### PROMPT 1
Decide whether each statement, (a), (b) and (c), agrees with the fracture assessment text, answering yes or no and quoting the words of the text that decide it.
(a) The simplified method from the Serco talk was shown to reduce conservatism significantly.
(b) The Weibull Stress approach was used to calculate the probability of ductile tearing.
(c) Five steps were proposed for modifying a sharp-crack FAD for a non-sharp defect.

### TEXT SECTION
☆ ☆ ☆

Recent developments when considering combined primary and secondary stresses in fracture

Following Dr Pisarski's presentation, Mr Peter James of Serco gave a talk on a project aiming to provide deeper understanding, and hence an improved technique, for the treatment of combined primary and secondary stresses. A simplified method was proposed to estimate combined crack driving force by introducing an equivalent flaw size ã (relating SIFs to reference stress) and a g() function which defines the behaviour of secondary stress with plasticity. The method was demonstrated to provide an improved estimation to the R6 method and show a significant decrease in conservatism. The presentation also indicated that all methods are equally applicable to both thermally induced (long range) and residual (local) secondary stresses. The g() function based on an Option 2 FAD was shown to be in the best agreement with the FE results under gross plasticity, with support from examining a circumferentially cracked cylinder subjected to thermally induced bending stress and weld residual stress.

Modification of the failure assessment diagram for non-sharp defects

Mr Anthony Horn of Corus focused his presentation on the development of a new engineering assessment methodology for steel components containing non-sharp defects to avoid the over-conservatism incurred by application of the assessment procedures which treat defects as a sharp-crack. The Weibull Stress approach was adopted to calculate the probability of cleavage fracture based on the results of finite element analysis. The constraint-based FAD approach in FITNET/R6 has been extended to account for non-sharp defects, with modified FADs. Four steps of modifying a sharp-crack FAD for a non-sharp defect were proposed, in sequence by correcting the J_e (elastic J-integral) of a crack to that of a notch, correcting the plastic limit load of a crack to that of a notch, correcting the K_mat of a crack to an effective K_mat for a notch, and modifying failure locus.

☆ ☆ ☆

### PROMPT 2
Output, unchanged, the stretch of the records from their start through the line that contains "bar-1-1 [120, 81, 128, 216]", with that line included.

### MATERIAL FOR THIS EXERCISE
☆ ☆ ☆

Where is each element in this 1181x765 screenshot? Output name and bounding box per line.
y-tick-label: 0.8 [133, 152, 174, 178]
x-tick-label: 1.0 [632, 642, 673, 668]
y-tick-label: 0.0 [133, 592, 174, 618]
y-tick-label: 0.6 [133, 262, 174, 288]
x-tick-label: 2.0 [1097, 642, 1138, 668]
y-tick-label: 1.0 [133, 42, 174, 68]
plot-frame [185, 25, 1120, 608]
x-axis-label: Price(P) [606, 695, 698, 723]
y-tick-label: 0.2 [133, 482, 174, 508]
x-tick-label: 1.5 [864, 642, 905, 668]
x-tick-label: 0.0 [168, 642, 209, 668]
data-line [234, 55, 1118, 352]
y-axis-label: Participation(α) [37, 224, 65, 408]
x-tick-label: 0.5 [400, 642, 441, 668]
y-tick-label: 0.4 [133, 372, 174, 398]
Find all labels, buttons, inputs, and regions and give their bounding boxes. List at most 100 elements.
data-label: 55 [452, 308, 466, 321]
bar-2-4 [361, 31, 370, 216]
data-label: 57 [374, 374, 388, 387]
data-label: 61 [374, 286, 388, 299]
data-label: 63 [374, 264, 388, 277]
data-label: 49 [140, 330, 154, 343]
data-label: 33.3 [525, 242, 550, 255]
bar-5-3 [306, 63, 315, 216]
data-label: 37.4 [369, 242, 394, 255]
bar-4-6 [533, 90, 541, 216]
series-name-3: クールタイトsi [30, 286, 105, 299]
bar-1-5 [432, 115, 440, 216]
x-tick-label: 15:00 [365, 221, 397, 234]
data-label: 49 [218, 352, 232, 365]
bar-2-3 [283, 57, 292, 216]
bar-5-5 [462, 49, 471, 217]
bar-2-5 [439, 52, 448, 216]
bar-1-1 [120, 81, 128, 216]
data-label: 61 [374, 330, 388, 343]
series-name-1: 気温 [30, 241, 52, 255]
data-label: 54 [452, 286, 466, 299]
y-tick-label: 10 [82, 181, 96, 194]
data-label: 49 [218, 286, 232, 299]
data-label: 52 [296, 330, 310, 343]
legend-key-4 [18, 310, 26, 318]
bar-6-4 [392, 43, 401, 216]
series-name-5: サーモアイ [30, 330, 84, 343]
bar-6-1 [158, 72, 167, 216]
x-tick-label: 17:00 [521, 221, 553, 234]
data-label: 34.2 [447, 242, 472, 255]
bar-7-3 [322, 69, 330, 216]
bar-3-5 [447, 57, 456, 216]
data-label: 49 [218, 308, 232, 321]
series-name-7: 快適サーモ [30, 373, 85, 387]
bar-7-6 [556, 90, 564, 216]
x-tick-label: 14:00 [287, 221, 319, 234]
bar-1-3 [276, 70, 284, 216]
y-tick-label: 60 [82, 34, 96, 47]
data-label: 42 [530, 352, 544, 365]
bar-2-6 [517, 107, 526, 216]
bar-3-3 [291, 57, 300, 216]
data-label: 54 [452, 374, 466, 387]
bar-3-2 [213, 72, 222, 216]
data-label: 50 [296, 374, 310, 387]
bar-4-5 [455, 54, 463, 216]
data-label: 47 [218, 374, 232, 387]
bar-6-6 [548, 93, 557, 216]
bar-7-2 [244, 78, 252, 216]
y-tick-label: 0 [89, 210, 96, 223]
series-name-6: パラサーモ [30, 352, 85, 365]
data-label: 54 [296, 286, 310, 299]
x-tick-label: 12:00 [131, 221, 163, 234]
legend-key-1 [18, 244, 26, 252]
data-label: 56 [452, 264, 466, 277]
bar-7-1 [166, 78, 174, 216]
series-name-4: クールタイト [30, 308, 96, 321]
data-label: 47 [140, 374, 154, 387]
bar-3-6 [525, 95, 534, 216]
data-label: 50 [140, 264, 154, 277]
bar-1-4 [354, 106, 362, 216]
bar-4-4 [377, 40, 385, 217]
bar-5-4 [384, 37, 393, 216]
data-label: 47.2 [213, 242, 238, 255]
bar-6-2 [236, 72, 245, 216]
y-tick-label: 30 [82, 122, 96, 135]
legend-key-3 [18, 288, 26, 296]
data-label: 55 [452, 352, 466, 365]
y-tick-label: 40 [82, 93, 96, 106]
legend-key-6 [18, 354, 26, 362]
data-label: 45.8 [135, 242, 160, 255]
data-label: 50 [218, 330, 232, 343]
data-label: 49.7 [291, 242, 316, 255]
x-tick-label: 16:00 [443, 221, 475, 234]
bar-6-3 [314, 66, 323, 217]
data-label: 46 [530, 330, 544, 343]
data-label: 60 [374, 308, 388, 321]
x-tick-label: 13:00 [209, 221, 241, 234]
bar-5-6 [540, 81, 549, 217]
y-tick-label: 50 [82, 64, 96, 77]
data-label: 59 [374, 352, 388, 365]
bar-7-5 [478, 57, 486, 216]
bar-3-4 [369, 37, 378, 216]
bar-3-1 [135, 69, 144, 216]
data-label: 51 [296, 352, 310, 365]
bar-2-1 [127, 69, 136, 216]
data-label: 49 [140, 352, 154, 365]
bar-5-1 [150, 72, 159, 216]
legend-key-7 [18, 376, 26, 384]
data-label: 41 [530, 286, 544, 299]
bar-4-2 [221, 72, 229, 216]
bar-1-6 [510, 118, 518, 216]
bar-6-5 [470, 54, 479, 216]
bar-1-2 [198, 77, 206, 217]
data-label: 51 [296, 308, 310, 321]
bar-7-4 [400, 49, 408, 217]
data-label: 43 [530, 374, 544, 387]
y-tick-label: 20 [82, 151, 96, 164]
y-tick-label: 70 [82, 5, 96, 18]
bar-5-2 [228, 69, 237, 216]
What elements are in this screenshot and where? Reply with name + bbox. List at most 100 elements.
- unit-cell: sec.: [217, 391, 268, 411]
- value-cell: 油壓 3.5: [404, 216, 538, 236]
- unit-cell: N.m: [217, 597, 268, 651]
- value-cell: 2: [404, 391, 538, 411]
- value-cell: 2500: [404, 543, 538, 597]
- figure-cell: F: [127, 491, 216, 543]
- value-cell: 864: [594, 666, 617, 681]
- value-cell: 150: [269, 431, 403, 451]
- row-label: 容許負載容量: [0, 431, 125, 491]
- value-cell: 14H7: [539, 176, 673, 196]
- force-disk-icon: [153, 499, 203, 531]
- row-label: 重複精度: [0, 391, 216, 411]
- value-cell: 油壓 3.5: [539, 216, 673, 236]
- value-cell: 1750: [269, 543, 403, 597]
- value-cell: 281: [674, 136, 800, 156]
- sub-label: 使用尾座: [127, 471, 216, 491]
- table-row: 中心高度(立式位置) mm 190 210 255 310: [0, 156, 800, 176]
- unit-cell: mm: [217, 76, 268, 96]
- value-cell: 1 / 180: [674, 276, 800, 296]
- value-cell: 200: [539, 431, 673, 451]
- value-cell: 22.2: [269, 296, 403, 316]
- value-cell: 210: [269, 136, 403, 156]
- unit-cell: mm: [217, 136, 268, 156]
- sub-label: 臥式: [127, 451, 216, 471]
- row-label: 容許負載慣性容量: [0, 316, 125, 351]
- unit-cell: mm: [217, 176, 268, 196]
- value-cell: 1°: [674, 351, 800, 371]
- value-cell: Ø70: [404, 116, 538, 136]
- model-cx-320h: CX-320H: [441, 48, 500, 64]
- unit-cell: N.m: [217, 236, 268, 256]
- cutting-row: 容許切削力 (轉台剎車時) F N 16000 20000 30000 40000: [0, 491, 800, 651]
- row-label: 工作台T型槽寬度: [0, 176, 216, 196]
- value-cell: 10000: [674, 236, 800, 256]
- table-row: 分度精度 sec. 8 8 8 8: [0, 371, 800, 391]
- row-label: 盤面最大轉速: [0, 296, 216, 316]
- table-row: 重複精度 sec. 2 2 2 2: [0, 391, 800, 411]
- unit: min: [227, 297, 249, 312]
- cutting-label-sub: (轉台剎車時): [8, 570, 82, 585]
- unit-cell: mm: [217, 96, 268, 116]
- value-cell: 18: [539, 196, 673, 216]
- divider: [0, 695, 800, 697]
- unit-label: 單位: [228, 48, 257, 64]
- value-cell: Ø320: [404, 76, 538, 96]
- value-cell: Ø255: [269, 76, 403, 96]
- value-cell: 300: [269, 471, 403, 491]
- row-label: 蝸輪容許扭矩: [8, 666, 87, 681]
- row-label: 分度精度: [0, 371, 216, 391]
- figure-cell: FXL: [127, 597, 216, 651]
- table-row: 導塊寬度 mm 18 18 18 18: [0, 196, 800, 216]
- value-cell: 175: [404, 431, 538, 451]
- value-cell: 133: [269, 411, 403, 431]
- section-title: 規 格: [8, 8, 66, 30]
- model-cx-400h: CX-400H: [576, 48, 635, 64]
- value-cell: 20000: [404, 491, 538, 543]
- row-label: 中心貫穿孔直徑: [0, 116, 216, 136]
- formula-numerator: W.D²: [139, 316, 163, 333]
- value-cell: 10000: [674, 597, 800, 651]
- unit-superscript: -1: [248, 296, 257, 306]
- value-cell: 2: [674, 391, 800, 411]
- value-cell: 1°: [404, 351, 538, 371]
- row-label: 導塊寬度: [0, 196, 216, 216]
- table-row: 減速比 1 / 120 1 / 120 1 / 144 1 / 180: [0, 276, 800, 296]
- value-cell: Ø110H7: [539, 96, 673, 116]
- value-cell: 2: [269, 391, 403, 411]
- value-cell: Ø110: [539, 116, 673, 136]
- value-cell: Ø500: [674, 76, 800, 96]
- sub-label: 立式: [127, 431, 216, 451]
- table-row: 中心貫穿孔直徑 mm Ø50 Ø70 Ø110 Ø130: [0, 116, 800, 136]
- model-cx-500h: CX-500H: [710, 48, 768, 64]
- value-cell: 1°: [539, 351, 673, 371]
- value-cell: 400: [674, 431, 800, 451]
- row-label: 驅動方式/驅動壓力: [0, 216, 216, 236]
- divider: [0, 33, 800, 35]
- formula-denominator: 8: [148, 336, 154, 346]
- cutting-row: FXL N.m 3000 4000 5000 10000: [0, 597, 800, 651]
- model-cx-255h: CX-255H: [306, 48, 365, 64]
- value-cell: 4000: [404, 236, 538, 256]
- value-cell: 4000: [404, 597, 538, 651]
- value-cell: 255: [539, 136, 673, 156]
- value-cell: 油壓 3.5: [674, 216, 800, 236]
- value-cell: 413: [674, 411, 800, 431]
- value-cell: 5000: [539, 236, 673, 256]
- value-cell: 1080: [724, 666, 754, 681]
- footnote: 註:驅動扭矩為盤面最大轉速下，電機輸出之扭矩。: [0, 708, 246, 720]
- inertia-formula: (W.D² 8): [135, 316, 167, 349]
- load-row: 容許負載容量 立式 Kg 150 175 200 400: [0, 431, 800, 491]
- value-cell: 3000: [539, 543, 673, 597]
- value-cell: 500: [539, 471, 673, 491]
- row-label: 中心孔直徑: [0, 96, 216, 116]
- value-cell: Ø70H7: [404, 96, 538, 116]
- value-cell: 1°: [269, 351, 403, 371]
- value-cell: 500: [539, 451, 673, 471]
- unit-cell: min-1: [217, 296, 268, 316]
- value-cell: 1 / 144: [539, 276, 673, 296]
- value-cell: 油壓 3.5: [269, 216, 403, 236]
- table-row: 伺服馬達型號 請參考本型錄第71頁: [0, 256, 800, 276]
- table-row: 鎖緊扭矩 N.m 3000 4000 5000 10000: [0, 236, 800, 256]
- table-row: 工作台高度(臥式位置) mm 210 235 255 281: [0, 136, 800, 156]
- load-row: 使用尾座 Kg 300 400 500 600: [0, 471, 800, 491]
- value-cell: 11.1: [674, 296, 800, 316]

☆ ☆ ☆

### FINISHED ANSWER 1
(a) Yes: "The method was demonstrated to provide an improved estimation to the R6 method and show a significant decrease in conservatism."
(b) No: "The Weibull Stress approach was adopted to calculate the probability of cleavage fracture based on the results of finite element analysis."
(c) No: "Four steps of modifying a sharp-crack FAD for a non-sharp defect were proposed"

### FINISHED ANSWER 2
Where is each element in this 1181x765 screenshot? Output name and bounding box per line.
y-tick-label: 0.8 [133, 152, 174, 178]
x-tick-label: 1.0 [632, 642, 673, 668]
y-tick-label: 0.0 [133, 592, 174, 618]
y-tick-label: 0.6 [133, 262, 174, 288]
x-tick-label: 2.0 [1097, 642, 1138, 668]
y-tick-label: 1.0 [133, 42, 174, 68]
plot-frame [185, 25, 1120, 608]
x-axis-label: Price(P) [606, 695, 698, 723]
y-tick-label: 0.2 [133, 482, 174, 508]
x-tick-label: 1.5 [864, 642, 905, 668]
x-tick-label: 0.0 [168, 642, 209, 668]
data-line [234, 55, 1118, 352]
y-axis-label: Participation(α) [37, 224, 65, 408]
x-tick-label: 0.5 [400, 642, 441, 668]
y-tick-label: 0.4 [133, 372, 174, 398]
Find all labels, buttons, inputs, and regions and give their bounding boxes. List at most 100 elements.
data-label: 55 [452, 308, 466, 321]
bar-2-4 [361, 31, 370, 216]
data-label: 57 [374, 374, 388, 387]
data-label: 61 [374, 286, 388, 299]
data-label: 63 [374, 264, 388, 277]
data-label: 49 [140, 330, 154, 343]
data-label: 33.3 [525, 242, 550, 255]
bar-5-3 [306, 63, 315, 216]
data-label: 37.4 [369, 242, 394, 255]
bar-4-6 [533, 90, 541, 216]
series-name-3: クールタイトsi [30, 286, 105, 299]
bar-1-5 [432, 115, 440, 216]
x-tick-label: 15:00 [365, 221, 397, 234]
data-label: 49 [218, 352, 232, 365]
bar-2-3 [283, 57, 292, 216]
bar-5-5 [462, 49, 471, 217]
bar-2-5 [439, 52, 448, 216]
bar-1-1 [120, 81, 128, 216]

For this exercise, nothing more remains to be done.